SET PROBLEM. Convert every line of the data below into a JSON list of strings, one string per line, leaving out blank lines and the picture lines.

Start of RECORDS SHOWN

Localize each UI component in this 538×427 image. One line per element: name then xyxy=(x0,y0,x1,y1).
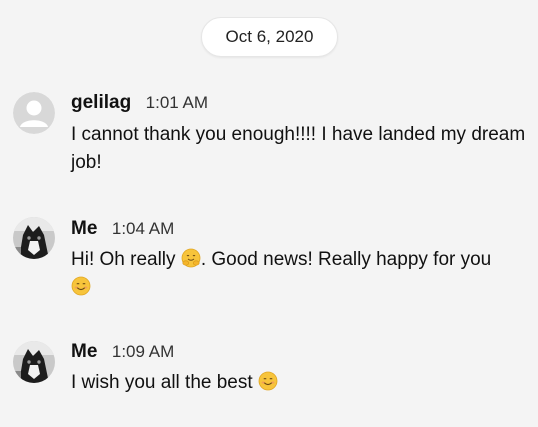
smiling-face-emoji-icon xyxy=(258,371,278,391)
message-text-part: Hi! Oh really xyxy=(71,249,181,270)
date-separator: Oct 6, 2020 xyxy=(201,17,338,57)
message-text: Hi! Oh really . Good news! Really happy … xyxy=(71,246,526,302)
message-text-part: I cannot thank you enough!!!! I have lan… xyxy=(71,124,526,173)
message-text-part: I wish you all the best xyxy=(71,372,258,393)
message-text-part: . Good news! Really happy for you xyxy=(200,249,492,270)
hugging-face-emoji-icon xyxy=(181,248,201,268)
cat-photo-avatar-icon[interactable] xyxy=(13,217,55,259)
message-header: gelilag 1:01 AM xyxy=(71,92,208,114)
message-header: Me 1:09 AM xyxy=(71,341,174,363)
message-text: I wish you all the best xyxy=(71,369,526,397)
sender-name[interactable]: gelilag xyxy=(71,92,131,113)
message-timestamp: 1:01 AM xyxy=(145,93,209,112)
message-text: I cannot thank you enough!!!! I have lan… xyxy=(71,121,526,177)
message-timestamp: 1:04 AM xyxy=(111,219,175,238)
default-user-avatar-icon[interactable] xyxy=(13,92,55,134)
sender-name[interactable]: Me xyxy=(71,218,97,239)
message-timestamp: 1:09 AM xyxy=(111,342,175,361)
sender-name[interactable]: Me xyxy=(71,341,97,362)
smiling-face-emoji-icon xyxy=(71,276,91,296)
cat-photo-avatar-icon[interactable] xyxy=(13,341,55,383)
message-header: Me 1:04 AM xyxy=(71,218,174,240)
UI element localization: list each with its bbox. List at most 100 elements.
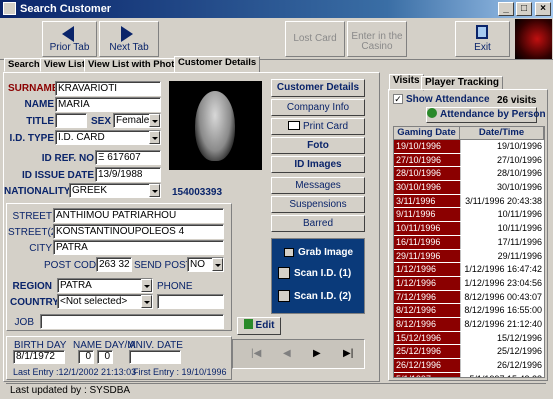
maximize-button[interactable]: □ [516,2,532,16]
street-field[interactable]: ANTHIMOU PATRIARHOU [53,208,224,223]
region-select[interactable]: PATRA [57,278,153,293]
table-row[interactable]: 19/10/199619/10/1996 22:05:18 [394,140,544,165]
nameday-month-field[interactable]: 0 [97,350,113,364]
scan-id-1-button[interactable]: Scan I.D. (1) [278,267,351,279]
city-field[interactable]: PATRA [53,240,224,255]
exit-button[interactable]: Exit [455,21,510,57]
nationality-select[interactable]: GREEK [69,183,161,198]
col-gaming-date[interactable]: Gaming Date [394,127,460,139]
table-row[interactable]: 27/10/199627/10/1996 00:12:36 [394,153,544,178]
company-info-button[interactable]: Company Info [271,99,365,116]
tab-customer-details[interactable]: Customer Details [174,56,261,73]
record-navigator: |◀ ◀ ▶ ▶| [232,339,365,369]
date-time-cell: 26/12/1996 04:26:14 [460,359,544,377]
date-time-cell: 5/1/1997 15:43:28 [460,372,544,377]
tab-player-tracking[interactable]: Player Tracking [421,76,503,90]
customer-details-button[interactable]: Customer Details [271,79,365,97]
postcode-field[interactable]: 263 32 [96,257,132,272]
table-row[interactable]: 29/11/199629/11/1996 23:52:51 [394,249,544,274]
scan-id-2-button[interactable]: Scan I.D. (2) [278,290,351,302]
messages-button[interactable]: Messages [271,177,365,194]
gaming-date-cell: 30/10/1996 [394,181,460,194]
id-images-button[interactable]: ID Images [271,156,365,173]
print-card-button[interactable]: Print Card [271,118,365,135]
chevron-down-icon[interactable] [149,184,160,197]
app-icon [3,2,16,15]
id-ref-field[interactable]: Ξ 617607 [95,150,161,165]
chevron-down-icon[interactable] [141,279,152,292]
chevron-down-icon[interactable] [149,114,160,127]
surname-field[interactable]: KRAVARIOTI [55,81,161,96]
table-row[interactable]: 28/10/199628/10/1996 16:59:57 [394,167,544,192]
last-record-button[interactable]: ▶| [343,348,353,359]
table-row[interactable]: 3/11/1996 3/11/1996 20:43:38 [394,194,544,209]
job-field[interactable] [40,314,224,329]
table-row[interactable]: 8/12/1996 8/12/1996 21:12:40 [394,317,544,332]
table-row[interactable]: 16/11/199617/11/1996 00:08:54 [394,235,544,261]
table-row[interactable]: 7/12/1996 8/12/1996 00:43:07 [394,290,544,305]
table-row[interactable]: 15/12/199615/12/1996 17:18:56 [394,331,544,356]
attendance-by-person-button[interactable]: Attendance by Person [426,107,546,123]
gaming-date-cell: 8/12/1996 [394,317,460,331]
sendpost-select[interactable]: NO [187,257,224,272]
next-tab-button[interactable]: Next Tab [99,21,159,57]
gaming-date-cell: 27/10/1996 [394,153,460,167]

End of RECORDS SHOWN

RESULT OF THE EXERCISE.
[
  "Localize each UI component in this 538×427 image. One line per element: name then xyxy=(x0,y0,x1,y1).",
  "smiling-face-emoji-icon xyxy=(258,371,278,391)",
  "message-text-part: Hi! Oh really xyxy=(71,249,181,270)",
  "date-separator: Oct 6, 2020 xyxy=(201,17,338,57)",
  "message-text: Hi! Oh really . Good news! Really happy … xyxy=(71,246,526,302)",
  "message-text-part: I cannot thank you enough!!!! I have lan… xyxy=(71,124,526,173)",
  "message-text-part: I wish you all the best xyxy=(71,372,258,393)",
  "message-text-part: . Good news! Really happy for you xyxy=(200,249,492,270)",
  "hugging-face-emoji-icon xyxy=(181,248,201,268)",
  "cat-photo-avatar-icon[interactable] xyxy=(13,217,55,259)",
  "message-header: gelilag 1:01 AM xyxy=(71,92,208,114)",
  "message-header: Me 1:09 AM xyxy=(71,341,174,363)",
  "message-text: I wish you all the best xyxy=(71,369,526,397)",
  "sender-name[interactable]: gelilag xyxy=(71,92,131,113)",
  "message-timestamp: 1:01 AM xyxy=(145,93,209,112)",
  "message-text: I cannot thank you enough!!!! I have lan… xyxy=(71,121,526,177)",
  "message-timestamp: 1:04 AM xyxy=(111,219,175,238)",
  "default-user-avatar-icon[interactable] xyxy=(13,92,55,134)",
  "sender-name[interactable]: Me xyxy=(71,218,97,239)",
  "message-timestamp: 1:09 AM xyxy=(111,342,175,361)",
  "sender-name[interactable]: Me xyxy=(71,341,97,362)",
  "smiling-face-emoji-icon xyxy=(71,276,91,296)",
  "cat-photo-avatar-icon[interactable] xyxy=(13,341,55,383)",
  "message-header: Me 1:04 AM xyxy=(71,218,174,240)",
  "UI element localization: list each with its bbox. List at most 100 elements.",
  "maximize-button[interactable]: □ [516,2,532,16]",
  "street-field[interactable]: ANTHIMOU PATRIARHOU [53,208,224,223]",
  "region-select[interactable]: PATRA [57,278,153,293]",
  "table-row[interactable]: 19/10/199619/10/1996 22:05:18 [394,140,544,165]",
  "nameday-month-field[interactable]: 0 [97,350,113,364]",
  "scan-id-1-button[interactable]: Scan I.D. (1) [278,267,351,279]",
  "city-field[interactable]: PATRA [53,240,224,255]",
  "exit-button[interactable]: Exit [455,21,510,57]",
  "nationality-select[interactable]: GREEK [69,183,161,198]",
  "col-gaming-date[interactable]: Gaming Date [394,127,460,139]",
  "table-row[interactable]: 27/10/199627/10/1996 00:12:36 [394,153,544,178]",
  "company-info-button[interactable]: Company Info [271,99,365,116]",
  "tab-customer-details[interactable]: Customer Details [174,56,261,73]",
  "record-navigator: |◀ ◀ ▶ ▶| [232,339,365,369]",
  "date-time-cell: 26/12/1996 04:26:14 [460,359,544,377]",
  "date-time-cell: 5/1/1997 15:43:28 [460,372,544,377]",
  "tab-player-tracking[interactable]: Player Tracking [421,76,503,90]",
  "customer-details-button[interactable]: Customer Details [271,79,365,97]",
  "postcode-field[interactable]: 263 32 [96,257,132,272]",
  "table-row[interactable]: 29/11/199629/11/1996 23:52:51 [394,249,544,274]",
  "scan-id-2-button[interactable]: Scan I.D. (2) [278,290,351,302]",
  "messages-button[interactable]: Messages [271,177,365,194]",
  "gaming-date-cell: 30/10/1996 [394,181,460,194]",
  "id-images-button[interactable]: ID Images [271,156,365,173]",
  "print-card-button[interactable]: Print Card [271,118,365,135]",
  "chevron-down-icon[interactable] [149,184,160,197]",
  "app-icon [3,2,16,15]",
  "id-ref-field[interactable]: Ξ 617607 [95,150,161,165]",
  "chevron-down-icon[interactable] [141,279,152,292]",
  "chevron-down-icon[interactable] [149,114,160,127]",
  "surname-field[interactable]: KRAVARIOTI [55,81,161,96]",
  "table-row[interactable]: 28/10/199628/10/1996 16:59:57 [394,167,544,192]",
  "last-record-button[interactable]: ▶| [343,348,353,359]",
  "table-row[interactable]: 3/11/1996 3/11/1996 20:43:38 [394,194,544,209]",
  "job-field[interactable] [40,314,224,329]",
  "table-row[interactable]: 8/12/1996 8/12/1996 21:12:40 [394,317,544,332]",
  "table-row[interactable]: 16/11/199617/11/1996 00:08:54 [394,235,544,261]",
  "table-row[interactable]: 7/12/1996 8/12/1996 00:43:07 [394,290,544,305]",
  "table-row[interactable]: 15/12/199615/12/1996 17:18:56 [394,331,544,356]",
  "attendance-by-person-button[interactable]: Attendance by Person [426,107,546,123]",
  "gaming-date-cell: 8/12/1996 [394,317,460,331]",
  "sendpost-select[interactable]: NO [187,257,224,272]",
  "next-tab-button[interactable]: Next Tab [99,21,159,57]",
  "gaming-date-cell: 27/10/1996 [394,153,460,167]"
]